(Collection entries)
....

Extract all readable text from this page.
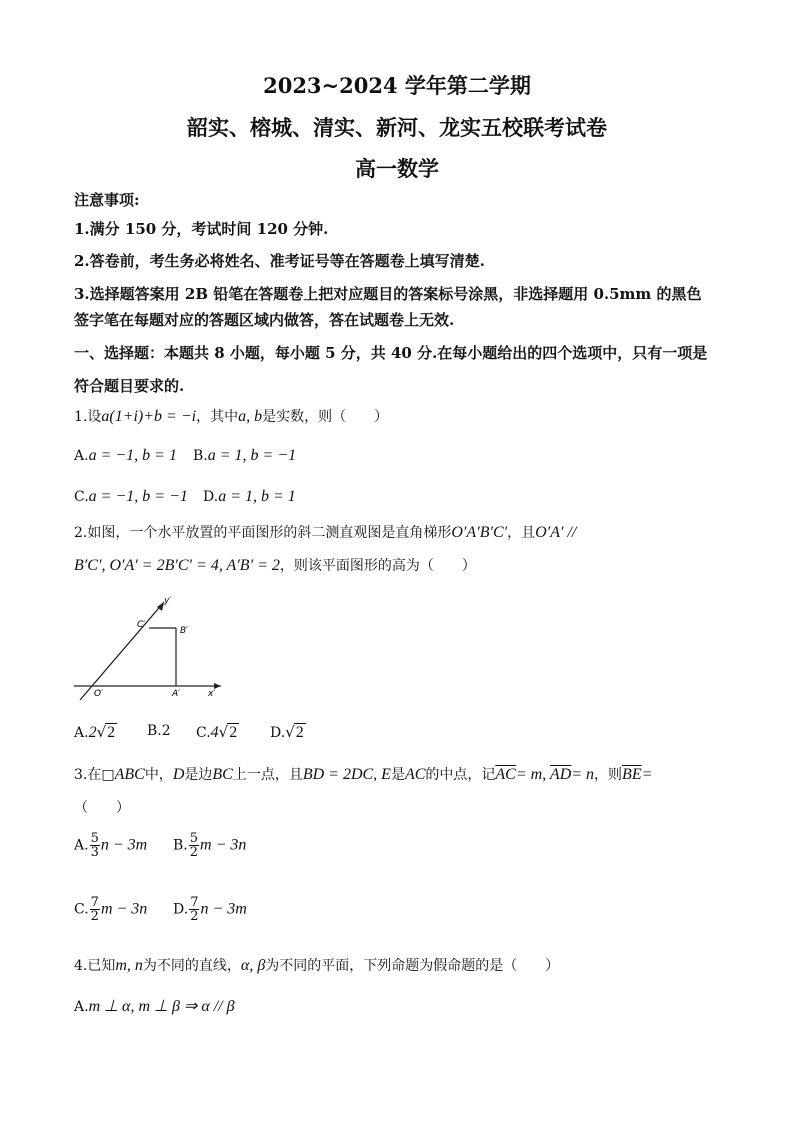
2023~2024 学年第二学期
韶实、榕城、清实、新河、龙实五校联考试卷
高一数学
注意事项:
1.满分 150 分，考试时间 120 分钟.
2.答卷前，考生务必将姓名、准考证号等在答题卷上填写清楚.
3.选择题答案用 2B 铅笔在答题卷上把对应题目的答案标号涂黑，非选择题用 0.5mm 的黑色
签字笔在每题对应的答题区域内做答，答在试题卷上无效.
一、选择题：本题共 8 小题，每小题 5 分，共 40 分.在每小题给出的四个选项中，只有一项是
符合题目要求的.
1.设a(1+i)+b = −i，其中a, b是实数，则（　　）
A.a = −1, b = 1 B.a = 1, b = −1
C.a = −1, b = −1 D.a = 1, b = 1
2.如图，一个水平放置的平面图形的斜二测直观图是直角梯形O′A′B′C′，且O′A′ //
B′C′, O′A′ = 2B′C′ = 4, A′B′ = 2，则该平面图形的高为（　　）
y′
C′
B′
O′	A′	x′
A.2√2 B.2 C.4√2 D.√2
3.在□ABC中，D是边BC上一点，且BD = 2DC, E是AC的中点，记$\overline{AC}= m$, $\overline{AD}= n$，则$\overline{BE}=$
（　　）
A. $\frac{5}{3}$ n − 3m B. $\frac{5}{2}$ m − 3n
C. $\frac{7}{2}$ m − 3n D. $\frac{7}{2}$ n − 3m
4.已知m, n为不同的直线，α, β为不同的平面，下列命题为假命题的是（　　）
A.m ⊥ α, m ⊥ β ⇒ α // β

....

• _Task description_
Find the lines containing "frac" and pull them out.

• _Task solution_
A. $\frac{5}{3}$ n − 3m B. $\frac{5}{2}$ m − 3n
C. $\frac{7}{2}$ m − 3n D. $\frac{7}{2}$ n − 3m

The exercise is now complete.